## Challenges
1. Answer these questions from the text on Mirella Levi D'Ancona:
(a) At which college was she a professor, and in which years?
(b) Who was her grandfather?
(c) Who advised her thesis?
2. Reproduce word for word the part of the text on Mirella Levi D'Ancona starting at "- Born: June" and ending at "art historian (1919–2014)".

## Passage given
- Born: June 7, 1919 Florence, Italy
- Died: March 2, 2014 (aged 94) Florence, Italy
- Education: University of Florence, New York University Institute of Fine Arts
- Employer: Hunter College (1959–1986)
- Known for: art historian, professor

= Mirella Levi D'Ancona =

Italian-born American art historian (1919–2014)

Mirella Levi D'Ancona (June 7. 1919 – March 2, 2014) was an Italian-born American professor and art historian. She was professor emeritus at Hunter College (from 1959–1986) in art history. D’Ancona did critical research on iconography of animal, floral and vegetable symbolism on art from the Late Middle Ages period to the Renaissance.

== Biography ==
Mirella Levi D’Ancona was born on 7 June 1919 in Florence, Italy, the daughter of Flora Aghib (1895–1982) and Ezio Levi D’Ancona (1884–1941). Her grandfather was writer Alessandro d'Ancona.

She attended high school at Giambattista Vico State High School in Naples. D’Ancona started her college studies at University of Naples (Università di Napoli), later transferring to University of Florence (Università di Firenze) where she graduated in 1941 with a degree in art history. Mario Salmi was her thesis advisor, and her thesis was focused on Francesco d’Antonio Del Chierico.

## Given data
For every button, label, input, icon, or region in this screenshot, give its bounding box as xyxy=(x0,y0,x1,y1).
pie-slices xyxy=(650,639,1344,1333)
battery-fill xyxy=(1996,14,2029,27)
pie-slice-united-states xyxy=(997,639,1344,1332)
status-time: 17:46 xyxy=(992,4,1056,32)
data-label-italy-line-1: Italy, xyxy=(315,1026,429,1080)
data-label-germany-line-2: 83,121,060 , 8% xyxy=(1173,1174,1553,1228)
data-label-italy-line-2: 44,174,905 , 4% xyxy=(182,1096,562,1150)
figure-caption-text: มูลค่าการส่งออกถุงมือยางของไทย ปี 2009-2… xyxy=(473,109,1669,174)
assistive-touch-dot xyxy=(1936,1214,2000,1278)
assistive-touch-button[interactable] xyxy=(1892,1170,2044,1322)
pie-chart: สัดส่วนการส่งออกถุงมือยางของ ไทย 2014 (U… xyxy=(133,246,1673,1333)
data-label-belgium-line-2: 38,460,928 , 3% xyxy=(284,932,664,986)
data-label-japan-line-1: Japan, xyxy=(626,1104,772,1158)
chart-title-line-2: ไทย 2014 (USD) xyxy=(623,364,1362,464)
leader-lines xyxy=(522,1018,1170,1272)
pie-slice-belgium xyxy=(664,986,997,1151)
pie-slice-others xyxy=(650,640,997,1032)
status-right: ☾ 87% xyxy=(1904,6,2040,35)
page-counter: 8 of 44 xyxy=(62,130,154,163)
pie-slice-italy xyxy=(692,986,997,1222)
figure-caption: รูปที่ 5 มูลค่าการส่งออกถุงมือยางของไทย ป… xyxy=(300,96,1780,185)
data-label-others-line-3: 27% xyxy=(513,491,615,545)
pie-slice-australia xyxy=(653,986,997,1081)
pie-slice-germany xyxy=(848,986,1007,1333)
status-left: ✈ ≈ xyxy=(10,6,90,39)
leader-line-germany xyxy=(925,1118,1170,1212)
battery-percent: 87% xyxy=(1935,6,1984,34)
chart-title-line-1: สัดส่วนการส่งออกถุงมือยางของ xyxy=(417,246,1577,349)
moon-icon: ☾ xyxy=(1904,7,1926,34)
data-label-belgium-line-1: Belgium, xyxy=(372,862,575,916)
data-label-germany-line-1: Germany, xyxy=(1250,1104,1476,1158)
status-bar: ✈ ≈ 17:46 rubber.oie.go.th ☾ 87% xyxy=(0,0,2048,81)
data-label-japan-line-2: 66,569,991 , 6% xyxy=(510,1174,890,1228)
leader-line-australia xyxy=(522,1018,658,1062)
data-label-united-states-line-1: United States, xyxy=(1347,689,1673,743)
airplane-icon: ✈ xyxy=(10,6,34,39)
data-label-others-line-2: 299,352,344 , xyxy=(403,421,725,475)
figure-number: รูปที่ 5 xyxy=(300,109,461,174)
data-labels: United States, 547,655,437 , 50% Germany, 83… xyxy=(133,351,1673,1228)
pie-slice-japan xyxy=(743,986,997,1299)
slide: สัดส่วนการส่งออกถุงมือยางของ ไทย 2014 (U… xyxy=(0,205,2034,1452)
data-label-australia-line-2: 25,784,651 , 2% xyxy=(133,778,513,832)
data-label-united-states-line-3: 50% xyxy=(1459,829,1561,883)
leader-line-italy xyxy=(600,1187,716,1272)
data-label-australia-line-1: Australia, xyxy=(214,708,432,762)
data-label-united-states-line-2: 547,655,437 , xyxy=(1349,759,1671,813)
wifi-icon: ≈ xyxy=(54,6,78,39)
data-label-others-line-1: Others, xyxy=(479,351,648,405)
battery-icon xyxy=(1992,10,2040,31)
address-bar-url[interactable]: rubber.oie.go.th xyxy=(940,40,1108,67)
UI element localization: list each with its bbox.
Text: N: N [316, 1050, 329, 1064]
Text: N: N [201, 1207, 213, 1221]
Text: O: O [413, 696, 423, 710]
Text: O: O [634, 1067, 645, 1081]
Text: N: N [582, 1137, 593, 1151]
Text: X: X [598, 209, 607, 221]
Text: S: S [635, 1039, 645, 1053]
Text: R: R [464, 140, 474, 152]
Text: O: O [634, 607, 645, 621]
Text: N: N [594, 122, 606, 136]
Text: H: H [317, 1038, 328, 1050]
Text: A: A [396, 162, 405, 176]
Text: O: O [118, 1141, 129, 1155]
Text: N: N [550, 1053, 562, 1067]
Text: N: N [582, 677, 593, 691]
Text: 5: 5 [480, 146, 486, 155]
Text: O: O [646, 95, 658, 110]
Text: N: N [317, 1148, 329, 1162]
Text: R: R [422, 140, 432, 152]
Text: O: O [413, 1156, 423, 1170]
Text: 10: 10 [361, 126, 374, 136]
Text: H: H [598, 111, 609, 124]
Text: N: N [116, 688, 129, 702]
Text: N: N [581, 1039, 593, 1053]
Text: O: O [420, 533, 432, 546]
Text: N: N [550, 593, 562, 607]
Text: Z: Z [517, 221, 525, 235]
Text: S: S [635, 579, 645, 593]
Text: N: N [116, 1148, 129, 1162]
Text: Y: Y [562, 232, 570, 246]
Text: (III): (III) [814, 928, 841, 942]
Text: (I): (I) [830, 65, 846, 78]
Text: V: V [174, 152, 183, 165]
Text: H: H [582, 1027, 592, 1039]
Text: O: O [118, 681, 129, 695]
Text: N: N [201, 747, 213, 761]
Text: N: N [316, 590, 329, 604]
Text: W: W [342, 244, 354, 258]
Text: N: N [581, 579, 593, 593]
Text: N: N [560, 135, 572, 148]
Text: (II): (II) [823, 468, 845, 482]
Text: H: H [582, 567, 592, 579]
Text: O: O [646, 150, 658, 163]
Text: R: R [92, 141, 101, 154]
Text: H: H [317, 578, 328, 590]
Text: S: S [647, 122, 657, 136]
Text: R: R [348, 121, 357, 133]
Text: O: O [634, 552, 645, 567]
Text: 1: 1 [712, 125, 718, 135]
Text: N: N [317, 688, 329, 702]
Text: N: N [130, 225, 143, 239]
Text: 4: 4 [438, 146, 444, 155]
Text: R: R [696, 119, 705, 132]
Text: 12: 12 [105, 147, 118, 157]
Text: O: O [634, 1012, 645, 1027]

## Solutions below
1.
(a) Hunter College, from 1959 to 1986.
(b) The writer Alessandro d'Ancona.
(c) Mario Salmi.

2.
- Born: June 7, 1919 Florence, Italy
- Died: March 2, 2014 (aged 94) Florence, Italy
- Education: University of Florence, New York University Institute of Fine Arts
- Employer: Hunter College (1959–1986)
- Known for: art historian, professor

= Mirella Levi D'Ancona =

Italian-born American art historian (1919–2014)